## The input
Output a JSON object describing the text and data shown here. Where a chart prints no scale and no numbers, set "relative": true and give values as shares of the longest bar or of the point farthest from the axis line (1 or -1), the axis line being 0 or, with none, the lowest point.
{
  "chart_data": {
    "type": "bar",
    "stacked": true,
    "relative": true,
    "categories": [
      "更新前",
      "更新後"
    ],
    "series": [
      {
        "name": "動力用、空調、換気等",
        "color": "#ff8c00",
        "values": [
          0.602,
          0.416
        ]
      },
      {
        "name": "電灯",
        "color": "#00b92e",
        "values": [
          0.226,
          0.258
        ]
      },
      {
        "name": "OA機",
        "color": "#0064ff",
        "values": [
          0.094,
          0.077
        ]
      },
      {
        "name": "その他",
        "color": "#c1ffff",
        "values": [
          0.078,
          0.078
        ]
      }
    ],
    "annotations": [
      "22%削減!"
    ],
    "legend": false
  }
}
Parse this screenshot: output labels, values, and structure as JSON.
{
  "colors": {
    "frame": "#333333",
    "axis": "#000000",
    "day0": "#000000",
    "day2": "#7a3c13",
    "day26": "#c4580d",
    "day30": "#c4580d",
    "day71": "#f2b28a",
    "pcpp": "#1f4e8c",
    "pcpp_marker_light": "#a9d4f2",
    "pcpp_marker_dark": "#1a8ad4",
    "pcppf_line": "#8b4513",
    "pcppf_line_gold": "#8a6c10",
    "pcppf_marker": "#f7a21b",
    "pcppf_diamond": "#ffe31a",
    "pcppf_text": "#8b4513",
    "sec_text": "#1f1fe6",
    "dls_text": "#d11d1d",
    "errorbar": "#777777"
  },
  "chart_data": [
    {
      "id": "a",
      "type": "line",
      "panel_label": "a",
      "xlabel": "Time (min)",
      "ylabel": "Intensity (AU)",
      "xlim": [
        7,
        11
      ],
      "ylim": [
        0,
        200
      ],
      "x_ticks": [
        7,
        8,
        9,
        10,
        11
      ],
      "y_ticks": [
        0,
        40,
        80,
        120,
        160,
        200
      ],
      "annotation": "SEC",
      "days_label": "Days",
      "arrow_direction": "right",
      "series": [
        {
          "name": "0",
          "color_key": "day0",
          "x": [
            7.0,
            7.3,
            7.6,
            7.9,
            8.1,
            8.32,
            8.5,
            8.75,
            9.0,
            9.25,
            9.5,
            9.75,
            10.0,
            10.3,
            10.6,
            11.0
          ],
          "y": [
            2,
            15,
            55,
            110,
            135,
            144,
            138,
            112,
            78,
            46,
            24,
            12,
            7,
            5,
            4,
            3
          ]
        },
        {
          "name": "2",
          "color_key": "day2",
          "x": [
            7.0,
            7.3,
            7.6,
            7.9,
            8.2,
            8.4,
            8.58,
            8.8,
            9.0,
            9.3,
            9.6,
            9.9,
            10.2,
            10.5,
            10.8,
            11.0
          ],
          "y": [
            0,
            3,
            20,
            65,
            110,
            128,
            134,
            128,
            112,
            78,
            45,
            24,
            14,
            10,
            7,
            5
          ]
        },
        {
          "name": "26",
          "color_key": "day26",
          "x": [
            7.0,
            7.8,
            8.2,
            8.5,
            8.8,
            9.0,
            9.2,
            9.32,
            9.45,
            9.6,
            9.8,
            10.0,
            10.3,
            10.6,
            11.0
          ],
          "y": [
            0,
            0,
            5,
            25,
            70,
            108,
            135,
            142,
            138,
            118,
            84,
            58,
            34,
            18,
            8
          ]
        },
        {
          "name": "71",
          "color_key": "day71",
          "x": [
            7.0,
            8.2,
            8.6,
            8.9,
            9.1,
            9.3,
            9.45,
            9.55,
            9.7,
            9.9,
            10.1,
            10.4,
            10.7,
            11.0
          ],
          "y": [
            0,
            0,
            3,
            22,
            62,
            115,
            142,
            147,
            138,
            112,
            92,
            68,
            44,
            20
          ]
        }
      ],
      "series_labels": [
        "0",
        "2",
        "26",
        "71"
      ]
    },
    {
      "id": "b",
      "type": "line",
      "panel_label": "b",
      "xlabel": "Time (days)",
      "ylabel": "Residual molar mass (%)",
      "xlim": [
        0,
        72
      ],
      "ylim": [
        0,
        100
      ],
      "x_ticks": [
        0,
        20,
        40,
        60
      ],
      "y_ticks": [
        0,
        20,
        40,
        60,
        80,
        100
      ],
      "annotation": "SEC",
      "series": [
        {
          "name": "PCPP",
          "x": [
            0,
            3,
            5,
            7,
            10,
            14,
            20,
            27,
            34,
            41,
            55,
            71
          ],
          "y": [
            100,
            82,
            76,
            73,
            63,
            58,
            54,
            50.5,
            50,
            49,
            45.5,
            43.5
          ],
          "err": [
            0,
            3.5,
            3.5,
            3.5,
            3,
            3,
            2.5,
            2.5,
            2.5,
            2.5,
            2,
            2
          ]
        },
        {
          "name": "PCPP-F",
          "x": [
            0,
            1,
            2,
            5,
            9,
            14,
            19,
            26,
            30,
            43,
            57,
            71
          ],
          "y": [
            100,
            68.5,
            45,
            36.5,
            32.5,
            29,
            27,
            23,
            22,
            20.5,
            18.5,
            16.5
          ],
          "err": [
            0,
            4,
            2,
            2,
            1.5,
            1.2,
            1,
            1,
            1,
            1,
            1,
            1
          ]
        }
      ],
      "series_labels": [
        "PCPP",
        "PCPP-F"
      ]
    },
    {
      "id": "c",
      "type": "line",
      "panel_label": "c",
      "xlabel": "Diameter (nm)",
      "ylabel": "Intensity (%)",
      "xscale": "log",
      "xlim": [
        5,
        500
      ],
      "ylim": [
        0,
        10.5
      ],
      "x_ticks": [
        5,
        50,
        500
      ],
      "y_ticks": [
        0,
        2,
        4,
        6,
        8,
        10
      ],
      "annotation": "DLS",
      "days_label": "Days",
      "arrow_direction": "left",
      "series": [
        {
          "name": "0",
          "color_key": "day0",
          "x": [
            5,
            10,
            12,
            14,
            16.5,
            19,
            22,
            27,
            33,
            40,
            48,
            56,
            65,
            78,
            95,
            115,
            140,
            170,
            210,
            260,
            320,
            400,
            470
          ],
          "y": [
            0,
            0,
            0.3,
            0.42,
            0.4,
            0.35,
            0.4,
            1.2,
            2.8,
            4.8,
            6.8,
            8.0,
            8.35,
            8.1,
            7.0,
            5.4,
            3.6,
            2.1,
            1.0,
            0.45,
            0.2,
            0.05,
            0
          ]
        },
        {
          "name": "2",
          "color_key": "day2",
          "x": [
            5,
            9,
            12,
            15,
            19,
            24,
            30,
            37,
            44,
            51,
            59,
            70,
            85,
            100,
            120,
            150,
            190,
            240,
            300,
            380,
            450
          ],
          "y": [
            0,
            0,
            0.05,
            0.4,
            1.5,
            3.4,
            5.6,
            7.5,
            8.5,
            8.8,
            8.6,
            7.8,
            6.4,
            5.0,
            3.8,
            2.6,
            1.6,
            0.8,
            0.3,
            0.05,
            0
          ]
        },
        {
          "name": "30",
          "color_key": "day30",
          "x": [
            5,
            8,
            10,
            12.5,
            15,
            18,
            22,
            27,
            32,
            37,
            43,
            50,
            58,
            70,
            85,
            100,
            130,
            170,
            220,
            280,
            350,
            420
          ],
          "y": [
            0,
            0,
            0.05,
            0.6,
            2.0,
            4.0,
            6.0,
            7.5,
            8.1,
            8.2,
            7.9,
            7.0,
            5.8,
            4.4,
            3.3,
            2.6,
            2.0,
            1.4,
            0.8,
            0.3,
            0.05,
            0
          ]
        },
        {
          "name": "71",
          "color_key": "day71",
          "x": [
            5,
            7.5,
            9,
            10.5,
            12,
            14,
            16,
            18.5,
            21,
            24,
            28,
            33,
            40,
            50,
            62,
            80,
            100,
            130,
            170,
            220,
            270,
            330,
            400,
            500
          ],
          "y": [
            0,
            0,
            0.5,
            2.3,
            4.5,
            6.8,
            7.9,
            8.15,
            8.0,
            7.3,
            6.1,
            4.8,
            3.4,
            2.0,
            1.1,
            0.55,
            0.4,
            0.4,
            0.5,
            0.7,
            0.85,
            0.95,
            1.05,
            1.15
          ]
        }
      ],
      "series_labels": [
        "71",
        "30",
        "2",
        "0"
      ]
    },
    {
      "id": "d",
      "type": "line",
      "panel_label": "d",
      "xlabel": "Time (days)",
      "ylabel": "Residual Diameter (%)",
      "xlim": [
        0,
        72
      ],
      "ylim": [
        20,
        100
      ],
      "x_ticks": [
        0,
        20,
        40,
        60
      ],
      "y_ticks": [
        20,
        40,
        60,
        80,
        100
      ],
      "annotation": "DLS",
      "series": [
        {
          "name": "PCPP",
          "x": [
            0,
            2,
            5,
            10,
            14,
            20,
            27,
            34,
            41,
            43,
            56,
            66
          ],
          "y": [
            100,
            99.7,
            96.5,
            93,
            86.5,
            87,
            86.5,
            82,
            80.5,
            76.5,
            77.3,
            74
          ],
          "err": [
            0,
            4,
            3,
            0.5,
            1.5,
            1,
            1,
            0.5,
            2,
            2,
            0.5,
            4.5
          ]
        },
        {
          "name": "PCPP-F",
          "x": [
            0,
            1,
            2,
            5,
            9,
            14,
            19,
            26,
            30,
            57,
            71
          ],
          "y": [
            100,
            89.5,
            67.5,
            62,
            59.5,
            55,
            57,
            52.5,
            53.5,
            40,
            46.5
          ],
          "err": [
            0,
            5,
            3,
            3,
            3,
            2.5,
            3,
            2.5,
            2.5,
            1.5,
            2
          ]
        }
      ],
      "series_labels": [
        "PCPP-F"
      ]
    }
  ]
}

## What to work on
Say how many lines in the records above hold "xlabel", and give no other text.

## Task response
4